**The exercise**
Return the listing below exactly, with the pictures dropped.

**Given data**
════════

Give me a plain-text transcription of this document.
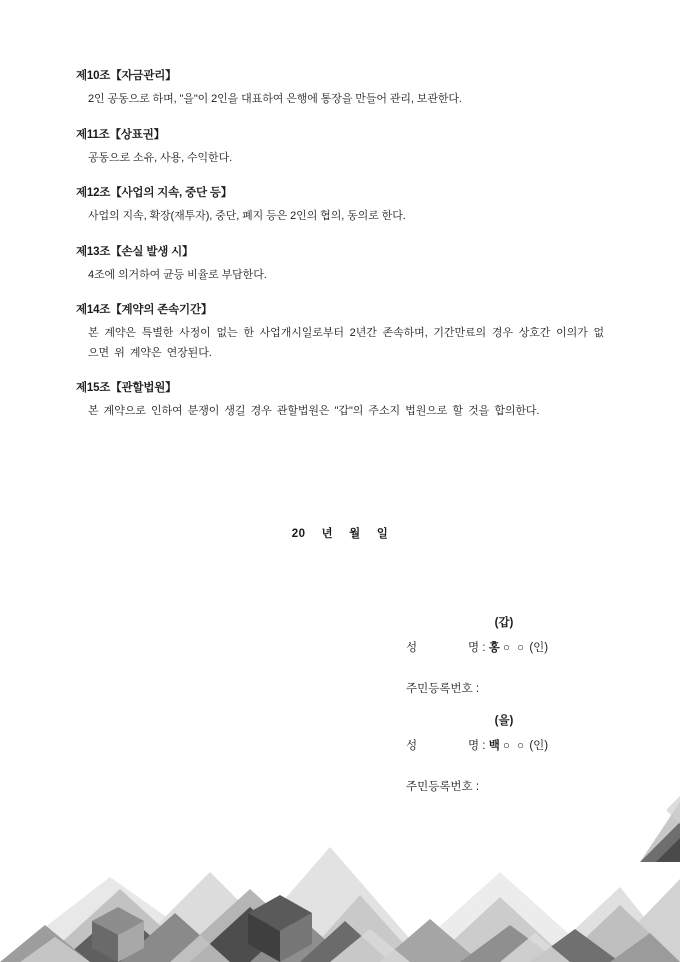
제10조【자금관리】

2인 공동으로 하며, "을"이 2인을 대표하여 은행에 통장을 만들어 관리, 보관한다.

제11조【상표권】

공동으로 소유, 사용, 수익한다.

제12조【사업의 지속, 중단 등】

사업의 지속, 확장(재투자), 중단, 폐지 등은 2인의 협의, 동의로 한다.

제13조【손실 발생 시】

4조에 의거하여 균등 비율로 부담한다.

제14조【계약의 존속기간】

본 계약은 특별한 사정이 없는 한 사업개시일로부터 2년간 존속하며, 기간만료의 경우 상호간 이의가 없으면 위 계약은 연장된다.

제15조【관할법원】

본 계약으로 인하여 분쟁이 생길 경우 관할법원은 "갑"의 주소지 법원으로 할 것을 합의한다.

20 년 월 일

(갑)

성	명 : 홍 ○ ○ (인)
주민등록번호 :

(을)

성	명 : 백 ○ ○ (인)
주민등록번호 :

════════

**Written response**
Give me a plain-text transcription of this document.
제10조【자금관리】

2인 공동으로 하며, "을"이 2인을 대표하여 은행에 통장을 만들어 관리, 보관한다.

제11조【상표권】

공동으로 소유, 사용, 수익한다.

제12조【사업의 지속, 중단 등】

사업의 지속, 확장(재투자), 중단, 폐지 등은 2인의 협의, 동의로 한다.

제13조【손실 발생 시】

4조에 의거하여 균등 비율로 부담한다.

제14조【계약의 존속기간】

본 계약은 특별한 사정이 없는 한 사업개시일로부터 2년간 존속하며, 기간만료의 경우 상호간 이의가 없으면 위 계약은 연장된다.

제15조【관할법원】

본 계약으로 인하여 분쟁이 생길 경우 관할법원은 "갑"의 주소지 법원으로 할 것을 합의한다.

20 년 월 일

(갑)

성	명 : 홍 ○ ○ (인)
주민등록번호 :

(을)

성	명 : 백 ○ ○ (인)
주민등록번호 :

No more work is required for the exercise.